(Saved entries)
────────────────────────────────────────

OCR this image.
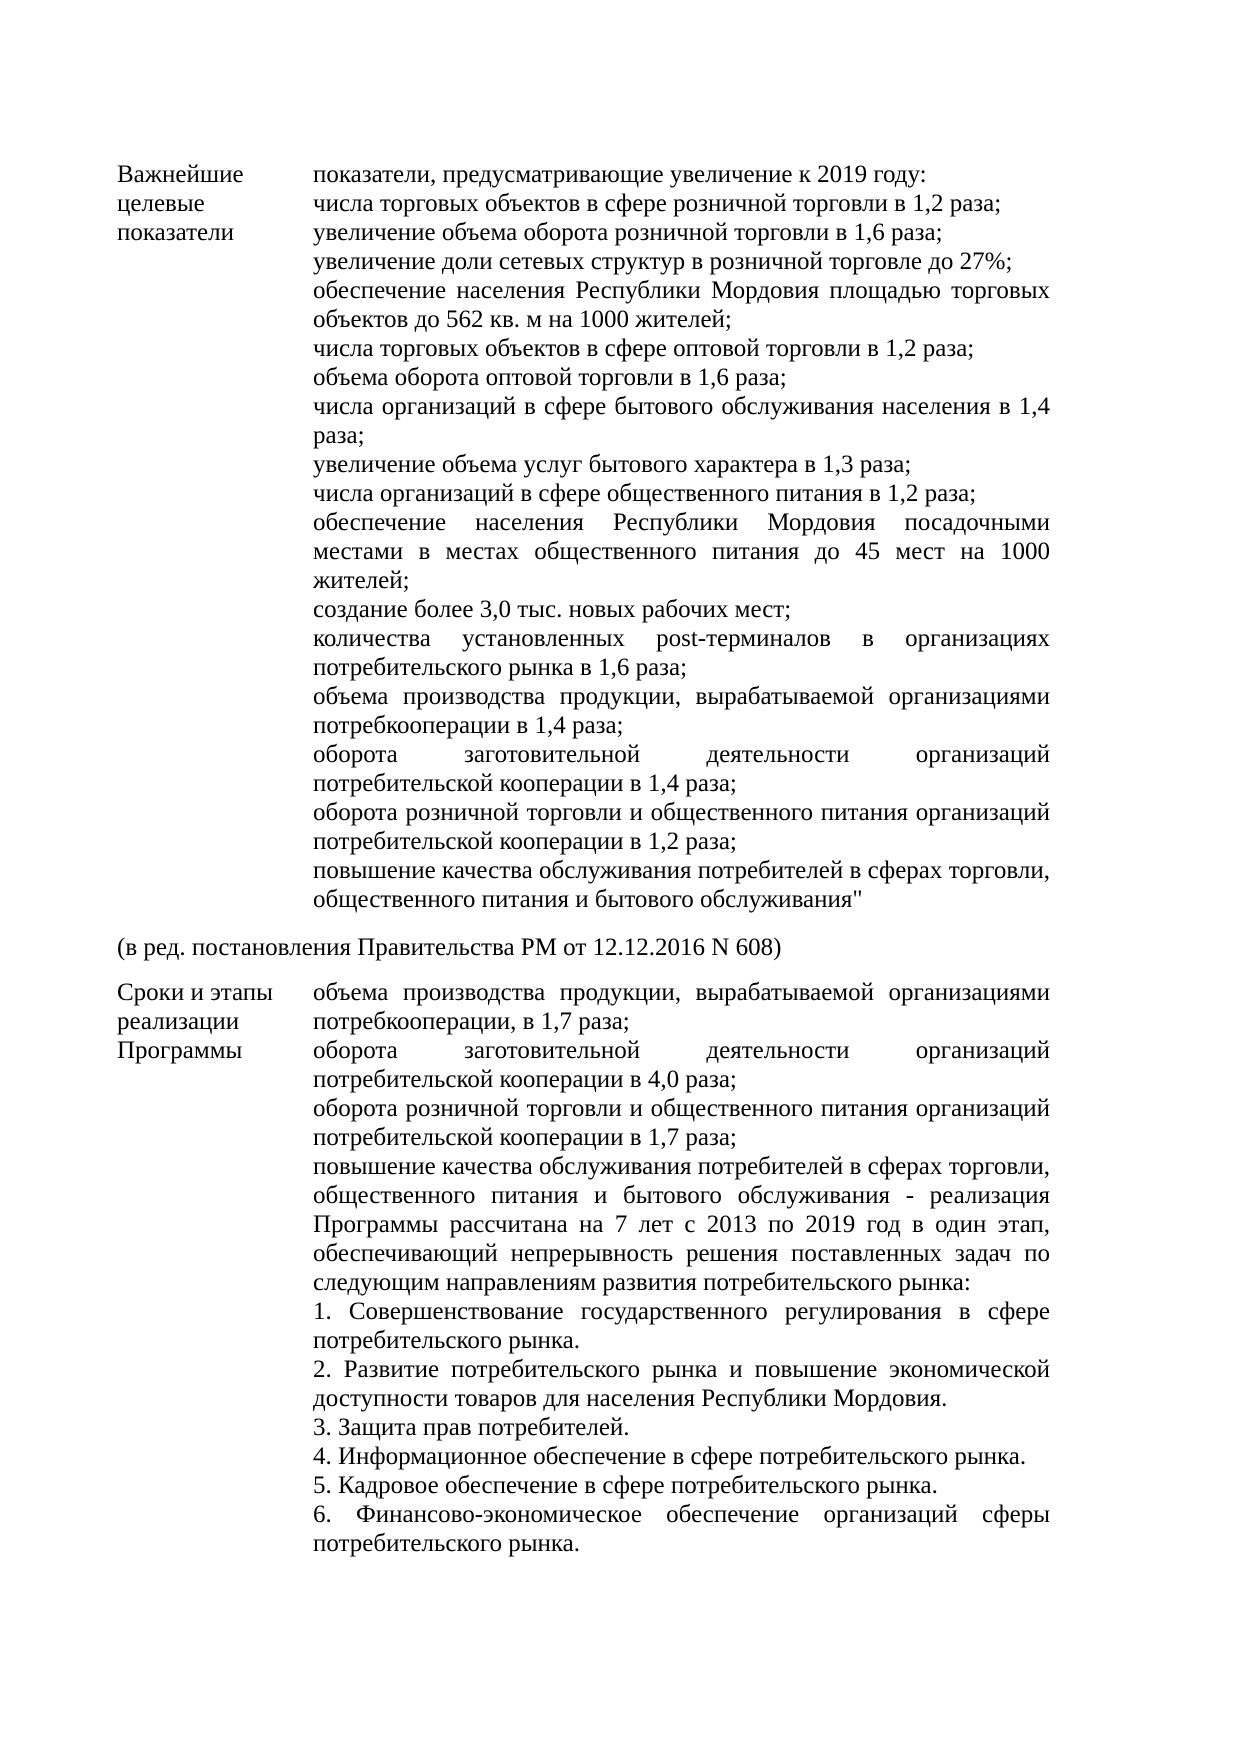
Важнейшие целевые показатели

показатели, предусматривающие увеличение к 2019 году:

числа торговых объектов в сфере розничной торговли в 1,2 раза;

увеличение объема оборота розничной торговли в 1,6 раза;

увеличение доли сетевых структур в розничной торговле до 27%;

обеспечение населения Республики Мордовия площадью торговых объектов до 562 кв. м на 1000 жителей;

числа торговых объектов в сфере оптовой торговли в 1,2 раза;

объема оборота оптовой торговли в 1,6 раза;

числа организаций в сфере бытового обслуживания населения в 1,4 раза;

увеличение объема услуг бытового характера в 1,3 раза;

числа организаций в сфере общественного питания в 1,2 раза;

обеспечение населения Республики Мордовия посадочными местами в местах общественного питания до 45 мест на 1000 жителей;

создание более 3,0 тыс. новых рабочих мест;

количества установленных post-терминалов в организациях потребительского рынка в 1,6 раза;

объема производства продукции, вырабатываемой организациями потребкооперации в 1,4 раза;

оборота заготовительной деятельности организаций потребительской кооперации в 1,4 раза;

оборота розничной торговли и общественного питания организаций потребительской кооперации в 1,2 раза;

повышение качества обслуживания потребителей в сферах торговли, общественного питания и бытового обслуживания"

(в ред. постановления Правительства РМ от 12.12.2016 N 608)

Сроки и этапы реализации Программы

объема производства продукции, вырабатываемой организациями потребкооперации, в 1,7 раза;

оборота заготовительной деятельности организаций потребительской кооперации в 4,0 раза;

оборота розничной торговли и общественного питания организаций потребительской кооперации в 1,7 раза;

повышение качества обслуживания потребителей в сферах торговли, общественного питания и бытового обслуживания - реализация Программы рассчитана на 7 лет с 2013 по 2019 год в один этап, обеспечивающий непрерывность решения поставленных задач по следующим направлениям развития потребительского рынка:

1. Совершенствование государственного регулирования в сфере потребительского рынка.

2. Развитие потребительского рынка и повышение экономической доступности товаров для населения Республики Мордовия.

3. Защита прав потребителей.

4. Информационное обеспечение в сфере потребительского рынка.

5. Кадровое обеспечение в сфере потребительского рынка.

6. Финансово-экономическое обеспечение организаций сферы потребительского рынка.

────────────────────────────────────────

■ **AIM**
Count every line in the data that contains the word "показатели", then give that count and nothing else.

■ **SOLUTION**
2